◆ **WHAT YOU HAVE TO DO**
Write the data out again, exactly as given.

* * * * * * *

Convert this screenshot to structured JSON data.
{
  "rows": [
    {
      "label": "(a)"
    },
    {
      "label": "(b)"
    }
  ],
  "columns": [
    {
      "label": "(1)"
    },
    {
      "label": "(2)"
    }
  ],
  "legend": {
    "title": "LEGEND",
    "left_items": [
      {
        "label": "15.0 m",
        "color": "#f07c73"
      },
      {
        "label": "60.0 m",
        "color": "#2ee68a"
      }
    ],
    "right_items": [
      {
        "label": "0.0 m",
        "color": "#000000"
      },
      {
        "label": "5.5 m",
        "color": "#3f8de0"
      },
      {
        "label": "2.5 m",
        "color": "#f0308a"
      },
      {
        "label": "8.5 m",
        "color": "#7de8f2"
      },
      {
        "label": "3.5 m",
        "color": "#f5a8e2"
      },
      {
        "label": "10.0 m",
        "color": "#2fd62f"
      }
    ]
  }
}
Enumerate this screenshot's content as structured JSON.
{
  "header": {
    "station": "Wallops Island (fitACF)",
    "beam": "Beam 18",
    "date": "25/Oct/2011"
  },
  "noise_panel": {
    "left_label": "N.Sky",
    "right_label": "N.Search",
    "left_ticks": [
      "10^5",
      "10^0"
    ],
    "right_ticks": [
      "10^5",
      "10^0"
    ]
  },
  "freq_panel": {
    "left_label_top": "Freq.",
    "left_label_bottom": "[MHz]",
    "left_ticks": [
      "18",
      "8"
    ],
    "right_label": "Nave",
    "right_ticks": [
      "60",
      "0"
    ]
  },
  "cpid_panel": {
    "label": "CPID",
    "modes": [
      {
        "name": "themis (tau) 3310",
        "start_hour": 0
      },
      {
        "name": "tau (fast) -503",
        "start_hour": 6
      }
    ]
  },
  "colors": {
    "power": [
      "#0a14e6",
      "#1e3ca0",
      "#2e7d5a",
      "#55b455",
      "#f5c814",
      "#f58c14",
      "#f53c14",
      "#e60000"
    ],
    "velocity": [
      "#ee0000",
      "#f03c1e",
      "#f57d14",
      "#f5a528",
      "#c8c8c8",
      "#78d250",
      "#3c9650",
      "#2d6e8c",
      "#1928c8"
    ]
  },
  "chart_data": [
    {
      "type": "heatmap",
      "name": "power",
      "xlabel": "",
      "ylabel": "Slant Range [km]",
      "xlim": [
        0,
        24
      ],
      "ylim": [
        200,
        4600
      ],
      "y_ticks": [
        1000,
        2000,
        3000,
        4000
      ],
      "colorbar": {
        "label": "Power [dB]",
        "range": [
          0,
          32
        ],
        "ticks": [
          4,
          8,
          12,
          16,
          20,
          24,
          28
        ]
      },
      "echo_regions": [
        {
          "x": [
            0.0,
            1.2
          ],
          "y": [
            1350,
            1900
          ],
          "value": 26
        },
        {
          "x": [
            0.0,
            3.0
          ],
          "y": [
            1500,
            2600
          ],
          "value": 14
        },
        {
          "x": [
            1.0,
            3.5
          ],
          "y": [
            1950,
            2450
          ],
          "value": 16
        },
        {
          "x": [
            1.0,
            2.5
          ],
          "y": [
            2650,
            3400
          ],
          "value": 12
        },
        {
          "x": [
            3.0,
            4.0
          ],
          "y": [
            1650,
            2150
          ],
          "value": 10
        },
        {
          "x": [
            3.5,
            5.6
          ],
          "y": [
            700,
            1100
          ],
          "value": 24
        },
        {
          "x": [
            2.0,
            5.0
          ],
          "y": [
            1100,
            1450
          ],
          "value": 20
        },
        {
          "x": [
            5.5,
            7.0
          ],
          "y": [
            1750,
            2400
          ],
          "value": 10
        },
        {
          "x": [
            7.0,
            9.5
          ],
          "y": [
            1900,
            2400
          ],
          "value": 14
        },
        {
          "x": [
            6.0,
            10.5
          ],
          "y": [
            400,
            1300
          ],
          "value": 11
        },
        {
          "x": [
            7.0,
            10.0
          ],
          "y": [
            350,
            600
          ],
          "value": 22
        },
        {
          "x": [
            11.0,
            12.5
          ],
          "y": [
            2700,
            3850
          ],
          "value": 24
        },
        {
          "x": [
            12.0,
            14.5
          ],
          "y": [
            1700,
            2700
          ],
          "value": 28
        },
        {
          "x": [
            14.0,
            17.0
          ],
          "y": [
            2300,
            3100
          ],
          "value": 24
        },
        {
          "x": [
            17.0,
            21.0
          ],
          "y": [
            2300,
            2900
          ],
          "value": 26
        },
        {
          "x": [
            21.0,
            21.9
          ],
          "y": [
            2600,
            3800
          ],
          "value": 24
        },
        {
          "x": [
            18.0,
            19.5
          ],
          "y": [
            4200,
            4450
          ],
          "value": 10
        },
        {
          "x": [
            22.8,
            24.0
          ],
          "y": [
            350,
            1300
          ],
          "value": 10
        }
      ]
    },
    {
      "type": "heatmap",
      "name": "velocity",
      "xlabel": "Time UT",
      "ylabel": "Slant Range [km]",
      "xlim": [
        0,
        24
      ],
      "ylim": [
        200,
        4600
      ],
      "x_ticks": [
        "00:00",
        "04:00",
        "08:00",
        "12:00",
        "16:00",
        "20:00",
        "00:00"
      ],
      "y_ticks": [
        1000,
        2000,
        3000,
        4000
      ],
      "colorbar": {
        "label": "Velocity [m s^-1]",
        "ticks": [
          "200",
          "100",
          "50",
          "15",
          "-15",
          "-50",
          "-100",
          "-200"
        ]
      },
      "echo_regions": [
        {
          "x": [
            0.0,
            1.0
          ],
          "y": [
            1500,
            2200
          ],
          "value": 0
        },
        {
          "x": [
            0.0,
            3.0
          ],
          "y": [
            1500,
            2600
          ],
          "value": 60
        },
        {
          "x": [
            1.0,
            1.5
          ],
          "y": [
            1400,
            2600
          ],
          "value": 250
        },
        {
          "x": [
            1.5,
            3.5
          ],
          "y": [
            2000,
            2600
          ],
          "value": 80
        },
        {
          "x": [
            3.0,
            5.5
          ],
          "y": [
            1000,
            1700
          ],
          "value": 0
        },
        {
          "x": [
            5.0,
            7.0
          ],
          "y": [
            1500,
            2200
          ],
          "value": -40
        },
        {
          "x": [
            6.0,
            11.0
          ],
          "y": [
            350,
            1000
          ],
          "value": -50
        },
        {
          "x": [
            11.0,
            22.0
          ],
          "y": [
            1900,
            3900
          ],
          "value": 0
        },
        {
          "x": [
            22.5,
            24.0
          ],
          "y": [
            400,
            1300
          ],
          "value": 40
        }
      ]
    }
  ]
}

* * * * * * *

◆ **RESPONSE**
Convert this screenshot to structured JSON data.
{
  "rows": [
    {
      "label": "(a)"
    },
    {
      "label": "(b)"
    }
  ],
  "columns": [
    {
      "label": "(1)"
    },
    {
      "label": "(2)"
    }
  ],
  "legend": {
    "title": "LEGEND",
    "left_items": [
      {
        "label": "15.0 m",
        "color": "#f07c73"
      },
      {
        "label": "60.0 m",
        "color": "#2ee68a"
      }
    ],
    "right_items": [
      {
        "label": "0.0 m",
        "color": "#000000"
      },
      {
        "label": "5.5 m",
        "color": "#3f8de0"
      },
      {
        "label": "2.5 m",
        "color": "#f0308a"
      },
      {
        "label": "8.5 m",
        "color": "#7de8f2"
      },
      {
        "label": "3.5 m",
        "color": "#f5a8e2"
      },
      {
        "label": "10.0 m",
        "color": "#2fd62f"
      }
    ]
  }
}
Enumerate this screenshot's content as structured JSON.
{
  "header": {
    "station": "Wallops Island (fitACF)",
    "beam": "Beam 18",
    "date": "25/Oct/2011"
  },
  "noise_panel": {
    "left_label": "N.Sky",
    "right_label": "N.Search",
    "left_ticks": [
      "10^5",
      "10^0"
    ],
    "right_ticks": [
      "10^5",
      "10^0"
    ]
  },
  "freq_panel": {
    "left_label_top": "Freq.",
    "left_label_bottom": "[MHz]",
    "left_ticks": [
      "18",
      "8"
    ],
    "right_label": "Nave",
    "right_ticks": [
      "60",
      "0"
    ]
  },
  "cpid_panel": {
    "label": "CPID",
    "modes": [
      {
        "name": "themis (tau) 3310",
        "start_hour": 0
      },
      {
        "name": "tau (fast) -503",
        "start_hour": 6
      }
    ]
  },
  "colors": {
    "power": [
      "#0a14e6",
      "#1e3ca0",
      "#2e7d5a",
      "#55b455",
      "#f5c814",
      "#f58c14",
      "#f53c14",
      "#e60000"
    ],
    "velocity": [
      "#ee0000",
      "#f03c1e",
      "#f57d14",
      "#f5a528",
      "#c8c8c8",
      "#78d250",
      "#3c9650",
      "#2d6e8c",
      "#1928c8"
    ]
  },
  "chart_data": [
    {
      "type": "heatmap",
      "name": "power",
      "xlabel": "",
      "ylabel": "Slant Range [km]",
      "xlim": [
        0,
        24
      ],
      "ylim": [
        200,
        4600
      ],
      "y_ticks": [
        1000,
        2000,
        3000,
        4000
      ],
      "colorbar": {
        "label": "Power [dB]",
        "range": [
          0,
          32
        ],
        "ticks": [
          4,
          8,
          12,
          16,
          20,
          24,
          28
        ]
      },
      "echo_regions": [
        {
          "x": [
            0.0,
            1.2
          ],
          "y": [
            1350,
            1900
          ],
          "value": 26
        },
        {
          "x": [
            0.0,
            3.0
          ],
          "y": [
            1500,
            2600
          ],
          "value": 14
        },
        {
          "x": [
            1.0,
            3.5
          ],
          "y": [
            1950,
            2450
          ],
          "value": 16
        },
        {
          "x": [
            1.0,
            2.5
          ],
          "y": [
            2650,
            3400
          ],
          "value": 12
        },
        {
          "x": [
            3.0,
            4.0
          ],
          "y": [
            1650,
            2150
          ],
          "value": 10
        },
        {
          "x": [
            3.5,
            5.6
          ],
          "y": [
            700,
            1100
          ],
          "value": 24
        },
        {
          "x": [
            2.0,
            5.0
          ],
          "y": [
            1100,
            1450
          ],
          "value": 20
        },
        {
          "x": [
            5.5,
            7.0
          ],
          "y": [
            1750,
            2400
          ],
          "value": 10
        },
        {
          "x": [
            7.0,
            9.5
          ],
          "y": [
            1900,
            2400
          ],
          "value": 14
        },
        {
          "x": [
            6.0,
            10.5
          ],
          "y": [
            400,
            1300
          ],
          "value": 11
        },
        {
          "x": [
            7.0,
            10.0
          ],
          "y": [
            350,
            600
          ],
          "value": 22
        },
        {
          "x": [
            11.0,
            12.5
          ],
          "y": [
            2700,
            3850
          ],
          "value": 24
        },
        {
          "x": [
            12.0,
            14.5
          ],
          "y": [
            1700,
            2700
          ],
          "value": 28
        },
        {
          "x": [
            14.0,
            17.0
          ],
          "y": [
            2300,
            3100
          ],
          "value": 24
        },
        {
          "x": [
            17.0,
            21.0
          ],
          "y": [
            2300,
            2900
          ],
          "value": 26
        },
        {
          "x": [
            21.0,
            21.9
          ],
          "y": [
            2600,
            3800
          ],
          "value": 24
        },
        {
          "x": [
            18.0,
            19.5
          ],
          "y": [
            4200,
            4450
          ],
          "value": 10
        },
        {
          "x": [
            22.8,
            24.0
          ],
          "y": [
            350,
            1300
          ],
          "value": 10
        }
      ]
    },
    {
      "type": "heatmap",
      "name": "velocity",
      "xlabel": "Time UT",
      "ylabel": "Slant Range [km]",
      "xlim": [
        0,
        24
      ],
      "ylim": [
        200,
        4600
      ],
      "x_ticks": [
        "00:00",
        "04:00",
        "08:00",
        "12:00",
        "16:00",
        "20:00",
        "00:00"
      ],
      "y_ticks": [
        1000,
        2000,
        3000,
        4000
      ],
      "colorbar": {
        "label": "Velocity [m s^-1]",
        "ticks": [
          "200",
          "100",
          "50",
          "15",
          "-15",
          "-50",
          "-100",
          "-200"
        ]
      },
      "echo_regions": [
        {
          "x": [
            0.0,
            1.0
          ],
          "y": [
            1500,
            2200
          ],
          "value": 0
        },
        {
          "x": [
            0.0,
            3.0
          ],
          "y": [
            1500,
            2600
          ],
          "value": 60
        },
        {
          "x": [
            1.0,
            1.5
          ],
          "y": [
            1400,
            2600
          ],
          "value": 250
        },
        {
          "x": [
            1.5,
            3.5
          ],
          "y": [
            2000,
            2600
          ],
          "value": 80
        },
        {
          "x": [
            3.0,
            5.5
          ],
          "y": [
            1000,
            1700
          ],
          "value": 0
        },
        {
          "x": [
            5.0,
            7.0
          ],
          "y": [
            1500,
            2200
          ],
          "value": -40
        },
        {
          "x": [
            6.0,
            11.0
          ],
          "y": [
            350,
            1000
          ],
          "value": -50
        },
        {
          "x": [
            11.0,
            22.0
          ],
          "y": [
            1900,
            3900
          ],
          "value": 0
        },
        {
          "x": [
            22.5,
            24.0
          ],
          "y": [
            400,
            1300
          ],
          "value": 40
        }
      ]
    }
  ]
}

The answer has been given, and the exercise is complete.